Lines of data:
────────
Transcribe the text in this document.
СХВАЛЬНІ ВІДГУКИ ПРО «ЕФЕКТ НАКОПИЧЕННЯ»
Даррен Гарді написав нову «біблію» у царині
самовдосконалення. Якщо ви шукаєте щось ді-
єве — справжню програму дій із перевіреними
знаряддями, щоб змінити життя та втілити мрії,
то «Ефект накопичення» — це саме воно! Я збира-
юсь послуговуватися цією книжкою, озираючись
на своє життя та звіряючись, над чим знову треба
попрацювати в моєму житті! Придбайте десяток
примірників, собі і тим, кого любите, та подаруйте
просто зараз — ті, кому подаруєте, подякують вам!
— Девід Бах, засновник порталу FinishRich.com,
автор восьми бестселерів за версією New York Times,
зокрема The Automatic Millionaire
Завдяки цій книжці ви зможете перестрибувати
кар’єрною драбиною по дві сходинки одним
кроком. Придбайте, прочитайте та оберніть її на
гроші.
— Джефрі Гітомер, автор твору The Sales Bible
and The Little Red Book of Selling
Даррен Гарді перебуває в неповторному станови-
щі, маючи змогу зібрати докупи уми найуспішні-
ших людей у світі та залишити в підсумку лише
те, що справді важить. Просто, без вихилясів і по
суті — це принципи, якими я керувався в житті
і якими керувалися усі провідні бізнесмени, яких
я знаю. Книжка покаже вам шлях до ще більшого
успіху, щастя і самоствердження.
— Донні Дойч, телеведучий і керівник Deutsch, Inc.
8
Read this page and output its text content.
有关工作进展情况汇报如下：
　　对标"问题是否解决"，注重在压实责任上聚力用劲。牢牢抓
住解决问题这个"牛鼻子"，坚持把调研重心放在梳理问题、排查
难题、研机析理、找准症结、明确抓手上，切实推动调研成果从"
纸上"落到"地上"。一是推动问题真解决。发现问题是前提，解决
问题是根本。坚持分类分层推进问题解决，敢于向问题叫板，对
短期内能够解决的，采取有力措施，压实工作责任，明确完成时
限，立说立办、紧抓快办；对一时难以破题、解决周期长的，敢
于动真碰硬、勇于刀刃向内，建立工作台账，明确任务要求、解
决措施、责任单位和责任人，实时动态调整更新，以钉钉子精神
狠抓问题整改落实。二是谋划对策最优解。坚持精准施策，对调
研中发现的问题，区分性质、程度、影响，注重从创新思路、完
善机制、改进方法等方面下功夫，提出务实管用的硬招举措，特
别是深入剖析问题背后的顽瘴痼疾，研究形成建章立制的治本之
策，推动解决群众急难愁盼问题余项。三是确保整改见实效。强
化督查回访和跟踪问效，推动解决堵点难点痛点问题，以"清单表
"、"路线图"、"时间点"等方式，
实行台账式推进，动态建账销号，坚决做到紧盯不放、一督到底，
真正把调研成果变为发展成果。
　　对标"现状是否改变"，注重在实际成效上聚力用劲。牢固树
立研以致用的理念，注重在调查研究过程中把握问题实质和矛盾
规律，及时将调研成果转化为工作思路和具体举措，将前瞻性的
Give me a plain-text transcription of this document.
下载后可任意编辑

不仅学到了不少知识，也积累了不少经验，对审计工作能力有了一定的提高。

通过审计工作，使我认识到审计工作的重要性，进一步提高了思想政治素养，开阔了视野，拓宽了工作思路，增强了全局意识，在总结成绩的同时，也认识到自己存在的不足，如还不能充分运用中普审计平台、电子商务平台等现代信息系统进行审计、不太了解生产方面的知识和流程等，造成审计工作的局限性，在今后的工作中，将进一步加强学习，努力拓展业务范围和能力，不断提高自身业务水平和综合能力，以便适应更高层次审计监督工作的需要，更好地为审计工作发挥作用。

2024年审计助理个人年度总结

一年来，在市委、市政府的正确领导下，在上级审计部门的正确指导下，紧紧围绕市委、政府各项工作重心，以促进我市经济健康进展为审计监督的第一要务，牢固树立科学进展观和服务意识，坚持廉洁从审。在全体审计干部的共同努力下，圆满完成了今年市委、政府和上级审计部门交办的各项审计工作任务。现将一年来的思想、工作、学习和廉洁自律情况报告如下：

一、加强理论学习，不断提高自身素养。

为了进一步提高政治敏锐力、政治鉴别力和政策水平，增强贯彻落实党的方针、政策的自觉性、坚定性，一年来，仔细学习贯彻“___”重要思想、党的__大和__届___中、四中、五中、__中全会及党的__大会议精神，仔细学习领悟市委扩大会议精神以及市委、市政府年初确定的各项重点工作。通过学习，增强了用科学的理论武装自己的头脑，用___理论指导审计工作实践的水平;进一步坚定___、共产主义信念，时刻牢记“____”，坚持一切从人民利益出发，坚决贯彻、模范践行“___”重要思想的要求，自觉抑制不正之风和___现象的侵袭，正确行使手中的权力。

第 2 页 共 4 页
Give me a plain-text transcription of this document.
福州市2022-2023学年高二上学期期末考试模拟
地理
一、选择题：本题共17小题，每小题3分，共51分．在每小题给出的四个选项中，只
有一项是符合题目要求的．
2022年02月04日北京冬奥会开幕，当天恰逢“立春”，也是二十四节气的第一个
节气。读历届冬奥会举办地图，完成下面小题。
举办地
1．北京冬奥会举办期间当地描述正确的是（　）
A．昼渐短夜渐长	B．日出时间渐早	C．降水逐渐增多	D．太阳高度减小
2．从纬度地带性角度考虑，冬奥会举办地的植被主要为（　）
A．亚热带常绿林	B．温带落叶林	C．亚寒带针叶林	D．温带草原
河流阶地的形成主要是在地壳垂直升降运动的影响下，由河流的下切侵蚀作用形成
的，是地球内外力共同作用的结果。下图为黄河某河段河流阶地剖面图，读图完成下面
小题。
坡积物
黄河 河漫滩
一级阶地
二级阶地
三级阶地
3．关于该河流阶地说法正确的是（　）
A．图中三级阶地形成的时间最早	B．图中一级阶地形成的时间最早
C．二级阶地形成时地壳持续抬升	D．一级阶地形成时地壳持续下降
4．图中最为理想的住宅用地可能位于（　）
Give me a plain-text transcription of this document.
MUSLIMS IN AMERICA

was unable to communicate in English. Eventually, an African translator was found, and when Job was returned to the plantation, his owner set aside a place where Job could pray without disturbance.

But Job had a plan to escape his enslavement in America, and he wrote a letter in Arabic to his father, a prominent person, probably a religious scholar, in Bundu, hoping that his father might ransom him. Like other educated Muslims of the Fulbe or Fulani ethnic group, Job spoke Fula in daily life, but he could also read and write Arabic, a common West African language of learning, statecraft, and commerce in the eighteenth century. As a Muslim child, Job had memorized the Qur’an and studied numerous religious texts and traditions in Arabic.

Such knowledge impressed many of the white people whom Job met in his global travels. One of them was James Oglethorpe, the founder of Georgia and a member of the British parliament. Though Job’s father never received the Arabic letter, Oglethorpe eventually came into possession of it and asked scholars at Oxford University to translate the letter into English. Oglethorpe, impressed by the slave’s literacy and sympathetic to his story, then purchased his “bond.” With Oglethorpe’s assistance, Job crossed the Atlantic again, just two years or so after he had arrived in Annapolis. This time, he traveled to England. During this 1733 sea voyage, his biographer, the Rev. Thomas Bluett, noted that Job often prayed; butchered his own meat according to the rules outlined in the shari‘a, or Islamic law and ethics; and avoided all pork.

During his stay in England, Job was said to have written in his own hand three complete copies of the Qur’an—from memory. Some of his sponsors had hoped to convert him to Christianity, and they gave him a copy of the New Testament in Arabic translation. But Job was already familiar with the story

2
────────
(Your task)
Each line of the material above needs to be quoted exactly, please.

(Response for this exercise)
Transcribe the text in this document.
СХВАЛЬНІ ВІДГУКИ ПРО «ЕФЕКТ НАКОПИЧЕННЯ»
Даррен Гарді написав нову «біблію» у царині
самовдосконалення. Якщо ви шукаєте щось ді-
єве — справжню програму дій із перевіреними
знаряддями, щоб змінити життя та втілити мрії,
то «Ефект накопичення» — це саме воно! Я збира-
юсь послуговуватися цією книжкою, озираючись
на своє життя та звіряючись, над чим знову треба
попрацювати в моєму житті! Придбайте десяток
примірників, собі і тим, кого любите, та подаруйте
просто зараз — ті, кому подаруєте, подякують вам!
— Девід Бах, засновник порталу FinishRich.com,
автор восьми бестселерів за версією New York Times,
зокрема The Automatic Millionaire
Завдяки цій книжці ви зможете перестрибувати
кар’єрною драбиною по дві сходинки одним
кроком. Придбайте, прочитайте та оберніть її на
гроші.
— Джефрі Гітомер, автор твору The Sales Bible
and The Little Red Book of Selling
Даррен Гарді перебуває в неповторному станови-
щі, маючи змогу зібрати докупи уми найуспішні-
ших людей у світі та залишити в підсумку лише
те, що справді важить. Просто, без вихилясів і по
суті — це принципи, якими я керувався в житті
і якими керувалися усі провідні бізнесмени, яких
я знаю. Книжка покаже вам шлях до ще більшого
успіху, щастя і самоствердження.
— Донні Дойч, телеведучий і керівник Deutsch, Inc.
8
Read this page and output its text content.
有关工作进展情况汇报如下：
　　对标"问题是否解决"，注重在压实责任上聚力用劲。牢牢抓
住解决问题这个"牛鼻子"，坚持把调研重心放在梳理问题、排查
难题、研机析理、找准症结、明确抓手上，切实推动调研成果从"
纸上"落到"地上"。一是推动问题真解决。发现问题是前提，解决
问题是根本。坚持分类分层推进问题解决，敢于向问题叫板，对
短期内能够解决的，采取有力措施，压实工作责任，明确完成时
限，立说立办、紧抓快办；对一时难以破题、解决周期长的，敢
于动真碰硬、勇于刀刃向内，建立工作台账，明确任务要求、解
决措施、责任单位和责任人，实时动态调整更新，以钉钉子精神
狠抓问题整改落实。二是谋划对策最优解。坚持精准施策，对调
研中发现的问题，区分性质、程度、影响，注重从创新思路、完
善机制、改进方法等方面下功夫，提出务实管用的硬招举措，特
别是深入剖析问题背后的顽瘴痼疾，研究形成建章立制的治本之
策，推动解决群众急难愁盼问题余项。三是确保整改见实效。强
化督查回访和跟踪问效，推动解决堵点难点痛点问题，以"清单表
"、"路线图"、"时间点"等方式，
实行台账式推进，动态建账销号，坚决做到紧盯不放、一督到底，
真正把调研成果变为发展成果。
　　对标"现状是否改变"，注重在实际成效上聚力用劲。牢固树
立研以致用的理念，注重在调查研究过程中把握问题实质和矛盾
规律，及时将调研成果转化为工作思路和具体举措，将前瞻性的
Give me a plain-text transcription of this document.
下载后可任意编辑

不仅学到了不少知识，也积累了不少经验，对审计工作能力有了一定的提高。

通过审计工作，使我认识到审计工作的重要性，进一步提高了思想政治素养，开阔了视野，拓宽了工作思路，增强了全局意识，在总结成绩的同时，也认识到自己存在的不足，如还不能充分运用中普审计平台、电子商务平台等现代信息系统进行审计、不太了解生产方面的知识和流程等，造成审计工作的局限性，在今后的工作中，将进一步加强学习，努力拓展业务范围和能力，不断提高自身业务水平和综合能力，以便适应更高层次审计监督工作的需要，更好地为审计工作发挥作用。

2024年审计助理个人年度总结

一年来，在市委、市政府的正确领导下，在上级审计部门的正确指导下，紧紧围绕市委、政府各项工作重心，以促进我市经济健康进展为审计监督的第一要务，牢固树立科学进展观和服务意识，坚持廉洁从审。在全体审计干部的共同努力下，圆满完成了今年市委、政府和上级审计部门交办的各项审计工作任务。现将一年来的思想、工作、学习和廉洁自律情况报告如下：

一、加强理论学习，不断提高自身素养。

为了进一步提高政治敏锐力、政治鉴别力和政策水平，增强贯彻落实党的方针、政策的自觉性、坚定性，一年来，仔细学习贯彻“___”重要思想、党的__大和__届___中、四中、五中、__中全会及党的__大会议精神，仔细学习领悟市委扩大会议精神以及市委、市政府年初确定的各项重点工作。通过学习，增强了用科学的理论武装自己的头脑，用___理论指导审计工作实践的水平;进一步坚定___、共产主义信念，时刻牢记“____”，坚持一切从人民利益出发，坚决贯彻、模范践行“___”重要思想的要求，自觉抑制不正之风和___现象的侵袭，正确行使手中的权力。

第 2 页 共 4 页
Give me a plain-text transcription of this document.
福州市2022-2023学年高二上学期期末考试模拟
地理
一、选择题：本题共17小题，每小题3分，共51分．在每小题给出的四个选项中，只
有一项是符合题目要求的．
2022年02月04日北京冬奥会开幕，当天恰逢“立春”，也是二十四节气的第一个
节气。读历届冬奥会举办地图，完成下面小题。
举办地
1．北京冬奥会举办期间当地描述正确的是（　）
A．昼渐短夜渐长	B．日出时间渐早	C．降水逐渐增多	D．太阳高度减小
2．从纬度地带性角度考虑，冬奥会举办地的植被主要为（　）
A．亚热带常绿林	B．温带落叶林	C．亚寒带针叶林	D．温带草原
河流阶地的形成主要是在地壳垂直升降运动的影响下，由河流的下切侵蚀作用形成
的，是地球内外力共同作用的结果。下图为黄河某河段河流阶地剖面图，读图完成下面
小题。
坡积物
黄河 河漫滩
一级阶地
二级阶地
三级阶地
3．关于该河流阶地说法正确的是（　）
A．图中三级阶地形成的时间最早	B．图中一级阶地形成的时间最早
C．二级阶地形成时地壳持续抬升	D．一级阶地形成时地壳持续下降
4．图中最为理想的住宅用地可能位于（　）
Give me a plain-text transcription of this document.
MUSLIMS IN AMERICA

was unable to communicate in English. Eventually, an African translator was found, and when Job was returned to the plantation, his owner set aside a place where Job could pray without disturbance.

But Job had a plan to escape his enslavement in America, and he wrote a letter in Arabic to his father, a prominent person, probably a religious scholar, in Bundu, hoping that his father might ransom him. Like other educated Muslims of the Fulbe or Fulani ethnic group, Job spoke Fula in daily life, but he could also read and write Arabic, a common West African language of learning, statecraft, and commerce in the eighteenth century. As a Muslim child, Job had memorized the Qur’an and studied numerous religious texts and traditions in Arabic.

Such knowledge impressed many of the white people whom Job met in his global travels. One of them was James Oglethorpe, the founder of Georgia and a member of the British parliament. Though Job’s father never received the Arabic letter, Oglethorpe eventually came into possession of it and asked scholars at Oxford University to translate the letter into English. Oglethorpe, impressed by the slave’s literacy and sympathetic to his story, then purchased his “bond.” With Oglethorpe’s assistance, Job crossed the Atlantic again, just two years or so after he had arrived in Annapolis. This time, he traveled to England. During this 1733 sea voyage, his biographer, the Rev. Thomas Bluett, noted that Job often prayed; butchered his own meat according to the rules outlined in the shari‘a, or Islamic law and ethics; and avoided all pork.

During his stay in England, Job was said to have written in his own hand three complete copies of the Qur’an—from memory. Some of his sponsors had hoped to convert him to Christianity, and they gave him a copy of the New Testament in Arabic translation. But Job was already familiar with the story

2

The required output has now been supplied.